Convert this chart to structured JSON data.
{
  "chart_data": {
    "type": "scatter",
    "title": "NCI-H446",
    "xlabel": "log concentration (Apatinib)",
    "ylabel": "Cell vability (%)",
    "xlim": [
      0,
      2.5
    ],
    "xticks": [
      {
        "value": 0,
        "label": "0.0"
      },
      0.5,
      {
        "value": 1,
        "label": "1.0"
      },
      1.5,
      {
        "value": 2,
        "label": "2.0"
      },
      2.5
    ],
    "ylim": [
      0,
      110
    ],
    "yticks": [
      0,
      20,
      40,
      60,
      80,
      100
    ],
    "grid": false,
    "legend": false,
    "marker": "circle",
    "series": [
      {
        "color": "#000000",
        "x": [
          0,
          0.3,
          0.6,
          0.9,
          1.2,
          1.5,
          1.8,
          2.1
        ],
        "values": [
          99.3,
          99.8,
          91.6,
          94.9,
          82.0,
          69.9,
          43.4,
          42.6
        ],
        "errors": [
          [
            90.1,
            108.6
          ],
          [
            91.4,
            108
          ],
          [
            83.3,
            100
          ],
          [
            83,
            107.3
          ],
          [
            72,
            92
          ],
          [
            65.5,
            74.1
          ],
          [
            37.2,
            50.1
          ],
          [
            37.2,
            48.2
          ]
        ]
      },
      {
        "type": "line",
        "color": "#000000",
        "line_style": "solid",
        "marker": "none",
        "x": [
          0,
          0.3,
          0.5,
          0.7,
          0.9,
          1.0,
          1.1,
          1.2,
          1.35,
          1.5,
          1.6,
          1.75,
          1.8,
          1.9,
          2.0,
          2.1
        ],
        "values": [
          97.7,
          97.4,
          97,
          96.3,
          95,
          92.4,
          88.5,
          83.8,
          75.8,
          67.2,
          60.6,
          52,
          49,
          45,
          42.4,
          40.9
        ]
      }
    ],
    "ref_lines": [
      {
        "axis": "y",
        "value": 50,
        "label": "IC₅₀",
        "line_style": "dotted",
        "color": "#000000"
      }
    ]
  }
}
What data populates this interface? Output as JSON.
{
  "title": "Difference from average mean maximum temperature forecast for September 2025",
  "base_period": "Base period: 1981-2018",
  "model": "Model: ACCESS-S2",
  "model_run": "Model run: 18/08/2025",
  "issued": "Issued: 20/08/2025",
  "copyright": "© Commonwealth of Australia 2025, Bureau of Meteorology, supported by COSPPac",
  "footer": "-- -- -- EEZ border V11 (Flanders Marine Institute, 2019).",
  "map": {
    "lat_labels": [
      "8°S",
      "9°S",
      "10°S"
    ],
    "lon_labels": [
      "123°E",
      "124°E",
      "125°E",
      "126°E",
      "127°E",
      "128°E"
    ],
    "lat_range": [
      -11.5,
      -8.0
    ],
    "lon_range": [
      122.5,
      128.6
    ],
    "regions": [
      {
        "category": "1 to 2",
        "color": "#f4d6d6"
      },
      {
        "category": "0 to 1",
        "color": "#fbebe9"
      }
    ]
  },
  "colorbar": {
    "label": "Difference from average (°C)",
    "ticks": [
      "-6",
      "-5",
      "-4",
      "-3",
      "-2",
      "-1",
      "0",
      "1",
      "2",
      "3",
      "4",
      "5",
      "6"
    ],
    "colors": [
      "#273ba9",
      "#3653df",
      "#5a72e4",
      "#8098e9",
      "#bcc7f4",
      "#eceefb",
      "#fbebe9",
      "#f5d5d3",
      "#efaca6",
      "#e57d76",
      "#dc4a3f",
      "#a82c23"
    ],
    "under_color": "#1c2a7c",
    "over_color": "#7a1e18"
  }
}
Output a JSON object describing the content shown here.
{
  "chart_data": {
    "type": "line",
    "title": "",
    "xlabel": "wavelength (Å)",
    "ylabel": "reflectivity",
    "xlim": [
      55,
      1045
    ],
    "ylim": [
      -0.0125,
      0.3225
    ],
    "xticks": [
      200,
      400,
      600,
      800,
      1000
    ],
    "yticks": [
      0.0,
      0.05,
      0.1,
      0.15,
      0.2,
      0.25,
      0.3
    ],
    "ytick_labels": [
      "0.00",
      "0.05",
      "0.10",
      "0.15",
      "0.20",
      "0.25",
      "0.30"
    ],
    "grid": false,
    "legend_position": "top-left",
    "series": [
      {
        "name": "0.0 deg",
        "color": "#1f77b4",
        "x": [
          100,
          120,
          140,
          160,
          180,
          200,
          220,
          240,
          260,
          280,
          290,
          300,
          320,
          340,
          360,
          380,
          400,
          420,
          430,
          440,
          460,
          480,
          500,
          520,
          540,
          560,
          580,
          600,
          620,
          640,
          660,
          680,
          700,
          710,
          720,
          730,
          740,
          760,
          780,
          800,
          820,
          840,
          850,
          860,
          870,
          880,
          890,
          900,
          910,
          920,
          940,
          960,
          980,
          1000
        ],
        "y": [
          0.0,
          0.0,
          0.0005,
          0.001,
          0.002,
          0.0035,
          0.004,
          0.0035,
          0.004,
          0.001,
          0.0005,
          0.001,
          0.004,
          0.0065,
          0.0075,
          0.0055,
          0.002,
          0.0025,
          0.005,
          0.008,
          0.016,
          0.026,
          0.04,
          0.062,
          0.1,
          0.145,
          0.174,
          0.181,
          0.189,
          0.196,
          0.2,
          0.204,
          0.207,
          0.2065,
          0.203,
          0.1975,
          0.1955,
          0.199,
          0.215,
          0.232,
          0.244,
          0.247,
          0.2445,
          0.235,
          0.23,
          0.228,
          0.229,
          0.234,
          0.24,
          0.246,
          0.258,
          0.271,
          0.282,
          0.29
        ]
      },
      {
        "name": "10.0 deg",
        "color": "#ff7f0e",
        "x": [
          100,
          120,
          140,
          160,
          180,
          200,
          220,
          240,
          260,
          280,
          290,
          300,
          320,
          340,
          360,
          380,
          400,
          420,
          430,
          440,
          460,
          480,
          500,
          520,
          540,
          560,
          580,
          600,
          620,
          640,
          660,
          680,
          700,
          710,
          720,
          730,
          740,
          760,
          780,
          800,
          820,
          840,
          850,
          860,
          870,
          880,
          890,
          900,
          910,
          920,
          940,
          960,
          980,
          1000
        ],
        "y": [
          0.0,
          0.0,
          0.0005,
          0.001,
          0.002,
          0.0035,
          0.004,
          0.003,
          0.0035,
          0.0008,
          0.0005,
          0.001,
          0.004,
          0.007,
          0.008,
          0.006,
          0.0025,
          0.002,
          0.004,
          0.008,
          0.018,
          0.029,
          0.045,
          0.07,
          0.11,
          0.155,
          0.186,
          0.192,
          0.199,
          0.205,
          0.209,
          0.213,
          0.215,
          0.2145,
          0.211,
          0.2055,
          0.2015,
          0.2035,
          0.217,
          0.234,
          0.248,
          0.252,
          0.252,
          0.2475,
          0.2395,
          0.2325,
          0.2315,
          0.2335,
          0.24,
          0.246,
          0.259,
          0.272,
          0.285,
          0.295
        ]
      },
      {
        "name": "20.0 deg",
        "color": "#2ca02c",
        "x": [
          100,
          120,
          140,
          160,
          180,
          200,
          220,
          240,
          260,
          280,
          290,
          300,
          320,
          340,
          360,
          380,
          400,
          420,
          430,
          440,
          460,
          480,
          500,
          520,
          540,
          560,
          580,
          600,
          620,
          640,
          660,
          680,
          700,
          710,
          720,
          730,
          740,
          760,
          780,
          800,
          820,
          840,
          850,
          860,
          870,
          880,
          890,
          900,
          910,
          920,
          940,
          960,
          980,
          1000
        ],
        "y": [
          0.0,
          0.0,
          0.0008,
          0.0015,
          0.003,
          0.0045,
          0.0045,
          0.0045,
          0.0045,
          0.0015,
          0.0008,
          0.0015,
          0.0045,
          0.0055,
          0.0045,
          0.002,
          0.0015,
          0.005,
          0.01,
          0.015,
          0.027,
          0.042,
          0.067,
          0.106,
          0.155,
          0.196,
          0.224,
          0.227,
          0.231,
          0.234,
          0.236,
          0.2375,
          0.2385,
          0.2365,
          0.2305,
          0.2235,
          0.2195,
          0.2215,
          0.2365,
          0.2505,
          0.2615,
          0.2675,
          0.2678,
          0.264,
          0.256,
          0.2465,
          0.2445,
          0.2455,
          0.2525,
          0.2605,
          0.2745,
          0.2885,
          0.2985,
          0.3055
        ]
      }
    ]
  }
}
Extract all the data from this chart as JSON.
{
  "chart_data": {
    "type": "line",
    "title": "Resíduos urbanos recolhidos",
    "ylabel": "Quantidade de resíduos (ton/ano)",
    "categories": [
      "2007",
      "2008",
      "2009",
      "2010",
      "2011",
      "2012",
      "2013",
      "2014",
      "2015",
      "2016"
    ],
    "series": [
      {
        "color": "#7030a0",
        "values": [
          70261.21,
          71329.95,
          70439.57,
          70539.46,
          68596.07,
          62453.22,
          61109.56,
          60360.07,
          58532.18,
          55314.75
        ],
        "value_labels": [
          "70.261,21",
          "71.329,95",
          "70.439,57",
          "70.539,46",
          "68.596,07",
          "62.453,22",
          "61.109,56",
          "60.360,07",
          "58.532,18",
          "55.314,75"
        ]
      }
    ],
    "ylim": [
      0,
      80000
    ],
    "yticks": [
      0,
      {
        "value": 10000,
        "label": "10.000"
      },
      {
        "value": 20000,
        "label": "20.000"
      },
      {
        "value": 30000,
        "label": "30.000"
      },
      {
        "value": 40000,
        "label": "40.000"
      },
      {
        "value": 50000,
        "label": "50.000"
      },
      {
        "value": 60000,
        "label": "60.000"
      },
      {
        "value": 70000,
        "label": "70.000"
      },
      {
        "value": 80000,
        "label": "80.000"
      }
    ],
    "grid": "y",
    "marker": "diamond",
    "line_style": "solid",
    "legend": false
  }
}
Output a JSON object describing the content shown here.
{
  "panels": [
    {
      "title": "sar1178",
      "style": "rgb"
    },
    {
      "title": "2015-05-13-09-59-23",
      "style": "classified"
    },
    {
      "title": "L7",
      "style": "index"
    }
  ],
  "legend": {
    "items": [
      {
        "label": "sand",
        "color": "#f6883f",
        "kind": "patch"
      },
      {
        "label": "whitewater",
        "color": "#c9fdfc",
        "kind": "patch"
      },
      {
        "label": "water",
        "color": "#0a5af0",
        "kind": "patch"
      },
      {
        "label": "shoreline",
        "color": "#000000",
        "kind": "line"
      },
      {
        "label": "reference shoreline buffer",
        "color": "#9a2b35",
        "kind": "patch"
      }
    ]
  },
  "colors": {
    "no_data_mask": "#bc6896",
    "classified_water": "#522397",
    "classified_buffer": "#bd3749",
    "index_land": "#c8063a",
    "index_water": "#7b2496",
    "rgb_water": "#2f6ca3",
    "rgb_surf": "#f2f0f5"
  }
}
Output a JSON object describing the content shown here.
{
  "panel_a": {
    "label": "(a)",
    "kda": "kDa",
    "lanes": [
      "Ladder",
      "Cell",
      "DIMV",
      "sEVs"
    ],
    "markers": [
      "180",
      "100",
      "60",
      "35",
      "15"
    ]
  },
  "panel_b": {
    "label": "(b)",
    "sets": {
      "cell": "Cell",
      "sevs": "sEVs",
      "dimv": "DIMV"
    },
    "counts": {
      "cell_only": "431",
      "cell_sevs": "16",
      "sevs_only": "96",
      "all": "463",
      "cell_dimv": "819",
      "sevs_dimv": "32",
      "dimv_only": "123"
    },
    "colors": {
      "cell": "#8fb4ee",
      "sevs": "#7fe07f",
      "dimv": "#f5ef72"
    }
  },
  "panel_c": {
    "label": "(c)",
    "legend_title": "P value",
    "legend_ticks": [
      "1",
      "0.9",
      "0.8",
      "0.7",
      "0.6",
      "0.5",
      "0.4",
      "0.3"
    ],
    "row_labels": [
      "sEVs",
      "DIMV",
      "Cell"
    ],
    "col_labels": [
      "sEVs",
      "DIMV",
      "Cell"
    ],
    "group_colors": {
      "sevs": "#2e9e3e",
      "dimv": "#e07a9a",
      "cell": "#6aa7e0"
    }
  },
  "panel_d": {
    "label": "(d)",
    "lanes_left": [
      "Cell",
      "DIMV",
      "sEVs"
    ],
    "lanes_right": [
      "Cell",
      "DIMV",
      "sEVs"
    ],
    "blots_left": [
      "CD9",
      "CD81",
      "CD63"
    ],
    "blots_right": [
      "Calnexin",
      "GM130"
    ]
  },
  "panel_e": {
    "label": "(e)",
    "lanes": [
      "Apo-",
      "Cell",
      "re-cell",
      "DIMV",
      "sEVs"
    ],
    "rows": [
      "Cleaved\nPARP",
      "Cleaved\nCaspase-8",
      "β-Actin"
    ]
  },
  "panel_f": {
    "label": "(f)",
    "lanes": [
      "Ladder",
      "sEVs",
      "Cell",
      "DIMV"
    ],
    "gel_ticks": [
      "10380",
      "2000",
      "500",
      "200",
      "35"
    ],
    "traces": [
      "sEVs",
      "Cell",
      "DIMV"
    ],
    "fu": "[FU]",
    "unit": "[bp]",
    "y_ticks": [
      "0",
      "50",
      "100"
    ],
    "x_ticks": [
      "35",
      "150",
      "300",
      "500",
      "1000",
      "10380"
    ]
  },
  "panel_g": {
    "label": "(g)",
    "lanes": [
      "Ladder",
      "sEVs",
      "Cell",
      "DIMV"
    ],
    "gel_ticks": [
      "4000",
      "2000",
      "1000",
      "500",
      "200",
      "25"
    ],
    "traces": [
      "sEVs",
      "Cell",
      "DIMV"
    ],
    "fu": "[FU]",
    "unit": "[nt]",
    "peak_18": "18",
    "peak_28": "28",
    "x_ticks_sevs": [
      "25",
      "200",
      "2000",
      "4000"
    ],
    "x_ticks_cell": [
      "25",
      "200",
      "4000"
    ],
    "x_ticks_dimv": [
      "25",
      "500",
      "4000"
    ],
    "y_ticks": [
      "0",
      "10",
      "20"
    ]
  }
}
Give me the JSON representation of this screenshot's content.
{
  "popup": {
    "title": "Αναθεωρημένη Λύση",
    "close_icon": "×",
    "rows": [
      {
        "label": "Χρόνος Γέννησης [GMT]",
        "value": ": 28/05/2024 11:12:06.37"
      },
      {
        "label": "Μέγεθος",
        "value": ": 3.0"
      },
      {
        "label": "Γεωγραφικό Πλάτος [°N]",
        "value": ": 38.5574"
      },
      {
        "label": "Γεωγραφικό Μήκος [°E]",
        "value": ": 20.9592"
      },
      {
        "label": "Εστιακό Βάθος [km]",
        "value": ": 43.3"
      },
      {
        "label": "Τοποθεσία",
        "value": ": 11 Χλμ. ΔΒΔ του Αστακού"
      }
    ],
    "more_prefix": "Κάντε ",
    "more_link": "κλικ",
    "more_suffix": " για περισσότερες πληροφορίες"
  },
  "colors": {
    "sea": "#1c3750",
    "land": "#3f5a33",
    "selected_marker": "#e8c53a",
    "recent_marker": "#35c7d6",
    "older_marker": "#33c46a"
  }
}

------------------------------------

» Challenge
Of the lines in the material, how many hold the word "Model"? Reply with the number only.

» Written answer
2